Extracted data entries
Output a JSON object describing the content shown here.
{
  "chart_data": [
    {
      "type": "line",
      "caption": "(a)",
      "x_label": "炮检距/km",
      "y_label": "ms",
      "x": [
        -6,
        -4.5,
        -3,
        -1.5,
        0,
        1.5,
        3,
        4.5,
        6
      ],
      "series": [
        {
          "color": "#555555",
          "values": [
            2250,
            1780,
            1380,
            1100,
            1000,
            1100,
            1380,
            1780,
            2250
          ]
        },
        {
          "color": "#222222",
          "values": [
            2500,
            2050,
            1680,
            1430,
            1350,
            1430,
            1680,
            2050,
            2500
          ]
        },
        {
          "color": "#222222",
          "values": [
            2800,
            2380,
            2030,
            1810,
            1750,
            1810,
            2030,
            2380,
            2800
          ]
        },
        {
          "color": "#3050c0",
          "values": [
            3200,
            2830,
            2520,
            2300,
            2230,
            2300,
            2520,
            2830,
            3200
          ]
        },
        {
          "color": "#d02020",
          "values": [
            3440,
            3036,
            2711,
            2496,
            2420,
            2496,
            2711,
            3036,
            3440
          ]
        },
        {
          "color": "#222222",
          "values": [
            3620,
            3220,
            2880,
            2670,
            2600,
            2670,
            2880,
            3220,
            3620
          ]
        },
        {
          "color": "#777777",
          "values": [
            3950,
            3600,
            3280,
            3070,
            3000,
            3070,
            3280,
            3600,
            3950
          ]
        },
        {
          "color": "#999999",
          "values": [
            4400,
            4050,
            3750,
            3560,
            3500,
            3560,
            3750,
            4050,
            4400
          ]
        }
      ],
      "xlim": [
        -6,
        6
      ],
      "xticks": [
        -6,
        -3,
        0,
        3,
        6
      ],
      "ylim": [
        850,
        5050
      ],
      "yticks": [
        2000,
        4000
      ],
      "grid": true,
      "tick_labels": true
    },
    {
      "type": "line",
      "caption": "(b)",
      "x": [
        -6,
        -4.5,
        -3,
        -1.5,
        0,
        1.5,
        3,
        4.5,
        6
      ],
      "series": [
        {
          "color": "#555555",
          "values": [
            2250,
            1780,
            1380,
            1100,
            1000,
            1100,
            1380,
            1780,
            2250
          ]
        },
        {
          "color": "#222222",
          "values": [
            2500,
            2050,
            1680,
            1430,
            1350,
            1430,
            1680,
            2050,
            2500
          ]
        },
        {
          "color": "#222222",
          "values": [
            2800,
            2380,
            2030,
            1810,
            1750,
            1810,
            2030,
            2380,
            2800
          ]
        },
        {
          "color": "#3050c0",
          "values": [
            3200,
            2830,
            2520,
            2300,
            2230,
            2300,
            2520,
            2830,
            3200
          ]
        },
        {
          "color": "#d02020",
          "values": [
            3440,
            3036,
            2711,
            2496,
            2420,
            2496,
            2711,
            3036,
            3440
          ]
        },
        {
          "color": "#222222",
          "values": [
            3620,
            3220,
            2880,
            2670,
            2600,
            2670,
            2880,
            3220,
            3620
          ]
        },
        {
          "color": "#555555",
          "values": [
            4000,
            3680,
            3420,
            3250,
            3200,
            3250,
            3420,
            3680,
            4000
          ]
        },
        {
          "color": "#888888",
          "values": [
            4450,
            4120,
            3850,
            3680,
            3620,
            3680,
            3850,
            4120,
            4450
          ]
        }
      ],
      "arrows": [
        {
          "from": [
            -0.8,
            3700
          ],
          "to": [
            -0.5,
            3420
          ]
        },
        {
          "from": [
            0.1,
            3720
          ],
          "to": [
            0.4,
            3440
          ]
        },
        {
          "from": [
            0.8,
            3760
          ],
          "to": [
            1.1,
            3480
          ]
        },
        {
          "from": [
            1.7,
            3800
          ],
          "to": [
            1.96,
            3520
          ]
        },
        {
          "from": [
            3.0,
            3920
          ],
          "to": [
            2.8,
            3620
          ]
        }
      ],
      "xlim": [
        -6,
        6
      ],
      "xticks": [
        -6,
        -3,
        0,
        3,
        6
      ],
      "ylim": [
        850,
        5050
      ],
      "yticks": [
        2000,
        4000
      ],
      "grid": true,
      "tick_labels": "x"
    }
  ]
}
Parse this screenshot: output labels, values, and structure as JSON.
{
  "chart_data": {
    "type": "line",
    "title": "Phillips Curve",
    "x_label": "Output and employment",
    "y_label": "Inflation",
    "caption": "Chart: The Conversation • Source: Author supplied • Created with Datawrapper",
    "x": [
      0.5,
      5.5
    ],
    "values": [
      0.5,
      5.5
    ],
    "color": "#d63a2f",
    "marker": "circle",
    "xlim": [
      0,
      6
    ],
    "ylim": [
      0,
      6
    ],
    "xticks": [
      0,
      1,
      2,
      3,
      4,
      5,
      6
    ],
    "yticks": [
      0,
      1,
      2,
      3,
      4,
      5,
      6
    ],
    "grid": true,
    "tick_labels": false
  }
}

(OBJECTIVE)
Write the data from above out again, exactly.

(TASK RESULT)
Output a JSON object describing the content shown here.
{
  "chart_data": [
    {
      "type": "line",
      "caption": "(a)",
      "x_label": "炮检距/km",
      "y_label": "ms",
      "x": [
        -6,
        -4.5,
        -3,
        -1.5,
        0,
        1.5,
        3,
        4.5,
        6
      ],
      "series": [
        {
          "color": "#555555",
          "values": [
            2250,
            1780,
            1380,
            1100,
            1000,
            1100,
            1380,
            1780,
            2250
          ]
        },
        {
          "color": "#222222",
          "values": [
            2500,
            2050,
            1680,
            1430,
            1350,
            1430,
            1680,
            2050,
            2500
          ]
        },
        {
          "color": "#222222",
          "values": [
            2800,
            2380,
            2030,
            1810,
            1750,
            1810,
            2030,
            2380,
            2800
          ]
        },
        {
          "color": "#3050c0",
          "values": [
            3200,
            2830,
            2520,
            2300,
            2230,
            2300,
            2520,
            2830,
            3200
          ]
        },
        {
          "color": "#d02020",
          "values": [
            3440,
            3036,
            2711,
            2496,
            2420,
            2496,
            2711,
            3036,
            3440
          ]
        },
        {
          "color": "#222222",
          "values": [
            3620,
            3220,
            2880,
            2670,
            2600,
            2670,
            2880,
            3220,
            3620
          ]
        },
        {
          "color": "#777777",
          "values": [
            3950,
            3600,
            3280,
            3070,
            3000,
            3070,
            3280,
            3600,
            3950
          ]
        },
        {
          "color": "#999999",
          "values": [
            4400,
            4050,
            3750,
            3560,
            3500,
            3560,
            3750,
            4050,
            4400
          ]
        }
      ],
      "xlim": [
        -6,
        6
      ],
      "xticks": [
        -6,
        -3,
        0,
        3,
        6
      ],
      "ylim": [
        850,
        5050
      ],
      "yticks": [
        2000,
        4000
      ],
      "grid": true,
      "tick_labels": true
    },
    {
      "type": "line",
      "caption": "(b)",
      "x": [
        -6,
        -4.5,
        -3,
        -1.5,
        0,
        1.5,
        3,
        4.5,
        6
      ],
      "series": [
        {
          "color": "#555555",
          "values": [
            2250,
            1780,
            1380,
            1100,
            1000,
            1100,
            1380,
            1780,
            2250
          ]
        },
        {
          "color": "#222222",
          "values": [
            2500,
            2050,
            1680,
            1430,
            1350,
            1430,
            1680,
            2050,
            2500
          ]
        },
        {
          "color": "#222222",
          "values": [
            2800,
            2380,
            2030,
            1810,
            1750,
            1810,
            2030,
            2380,
            2800
          ]
        },
        {
          "color": "#3050c0",
          "values": [
            3200,
            2830,
            2520,
            2300,
            2230,
            2300,
            2520,
            2830,
            3200
          ]
        },
        {
          "color": "#d02020",
          "values": [
            3440,
            3036,
            2711,
            2496,
            2420,
            2496,
            2711,
            3036,
            3440
          ]
        },
        {
          "color": "#222222",
          "values": [
            3620,
            3220,
            2880,
            2670,
            2600,
            2670,
            2880,
            3220,
            3620
          ]
        },
        {
          "color": "#555555",
          "values": [
            4000,
            3680,
            3420,
            3250,
            3200,
            3250,
            3420,
            3680,
            4000
          ]
        },
        {
          "color": "#888888",
          "values": [
            4450,
            4120,
            3850,
            3680,
            3620,
            3680,
            3850,
            4120,
            4450
          ]
        }
      ],
      "arrows": [
        {
          "from": [
            -0.8,
            3700
          ],
          "to": [
            -0.5,
            3420
          ]
        },
        {
          "from": [
            0.1,
            3720
          ],
          "to": [
            0.4,
            3440
          ]
        },
        {
          "from": [
            0.8,
            3760
          ],
          "to": [
            1.1,
            3480
          ]
        },
        {
          "from": [
            1.7,
            3800
          ],
          "to": [
            1.96,
            3520
          ]
        },
        {
          "from": [
            3.0,
            3920
          ],
          "to": [
            2.8,
            3620
          ]
        }
      ],
      "xlim": [
        -6,
        6
      ],
      "xticks": [
        -6,
        -3,
        0,
        3,
        6
      ],
      "ylim": [
        850,
        5050
      ],
      "yticks": [
        2000,
        4000
      ],
      "grid": true,
      "tick_labels": "x"
    }
  ]
}
Parse this screenshot: output labels, values, and structure as JSON.
{
  "chart_data": {
    "type": "line",
    "title": "Phillips Curve",
    "x_label": "Output and employment",
    "y_label": "Inflation",
    "caption": "Chart: The Conversation • Source: Author supplied • Created with Datawrapper",
    "x": [
      0.5,
      5.5
    ],
    "values": [
      0.5,
      5.5
    ],
    "color": "#d63a2f",
    "marker": "circle",
    "xlim": [
      0,
      6
    ],
    "ylim": [
      0,
      6
    ],
    "xticks": [
      0,
      1,
      2,
      3,
      4,
      5,
      6
    ],
    "yticks": [
      0,
      1,
      2,
      3,
      4,
      5,
      6
    ],
    "grid": true,
    "tick_labels": false
  }
}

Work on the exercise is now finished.